*Your task*
Starting with the line that contains "Enumerate this screenshot's", write out each line through the end of the listing, unchanged. Output nothing else.

# Start of Recorded information

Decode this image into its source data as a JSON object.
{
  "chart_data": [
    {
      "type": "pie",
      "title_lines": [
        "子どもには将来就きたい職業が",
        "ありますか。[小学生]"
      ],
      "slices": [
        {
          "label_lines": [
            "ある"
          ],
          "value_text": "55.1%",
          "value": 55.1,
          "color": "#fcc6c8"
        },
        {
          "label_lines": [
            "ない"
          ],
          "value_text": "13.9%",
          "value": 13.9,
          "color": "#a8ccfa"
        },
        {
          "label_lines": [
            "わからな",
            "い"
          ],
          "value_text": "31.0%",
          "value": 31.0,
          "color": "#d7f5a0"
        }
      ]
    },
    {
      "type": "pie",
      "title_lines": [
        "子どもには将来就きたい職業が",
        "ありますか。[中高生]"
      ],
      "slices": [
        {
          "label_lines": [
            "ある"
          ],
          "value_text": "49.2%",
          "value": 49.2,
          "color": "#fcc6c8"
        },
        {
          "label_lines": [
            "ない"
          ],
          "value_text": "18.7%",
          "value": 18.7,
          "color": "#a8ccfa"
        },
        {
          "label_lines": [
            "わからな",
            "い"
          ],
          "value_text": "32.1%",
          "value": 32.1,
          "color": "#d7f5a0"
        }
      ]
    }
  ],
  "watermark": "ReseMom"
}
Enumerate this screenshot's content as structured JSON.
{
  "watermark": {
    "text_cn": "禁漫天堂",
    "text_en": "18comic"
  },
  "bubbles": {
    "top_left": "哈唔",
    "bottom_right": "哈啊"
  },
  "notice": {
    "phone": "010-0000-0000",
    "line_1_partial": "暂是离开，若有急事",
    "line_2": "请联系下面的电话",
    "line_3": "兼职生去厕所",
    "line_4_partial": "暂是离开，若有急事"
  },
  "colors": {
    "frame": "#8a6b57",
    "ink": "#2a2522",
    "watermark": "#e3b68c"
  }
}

# End of Recorded information

*Response to the task*
Enumerate this screenshot's content as structured JSON.
{
  "watermark": {
    "text_cn": "禁漫天堂",
    "text_en": "18comic"
  },
  "bubbles": {
    "top_left": "哈唔",
    "bottom_right": "哈啊"
  },
  "notice": {
    "phone": "010-0000-0000",
    "line_1_partial": "暂是离开，若有急事",
    "line_2": "请联系下面的电话",
    "line_3": "兼职生去厕所",
    "line_4_partial": "暂是离开，若有急事"
  },
  "colors": {
    "frame": "#8a6b57",
    "ink": "#2a2522",
    "watermark": "#e3b68c"
  }
}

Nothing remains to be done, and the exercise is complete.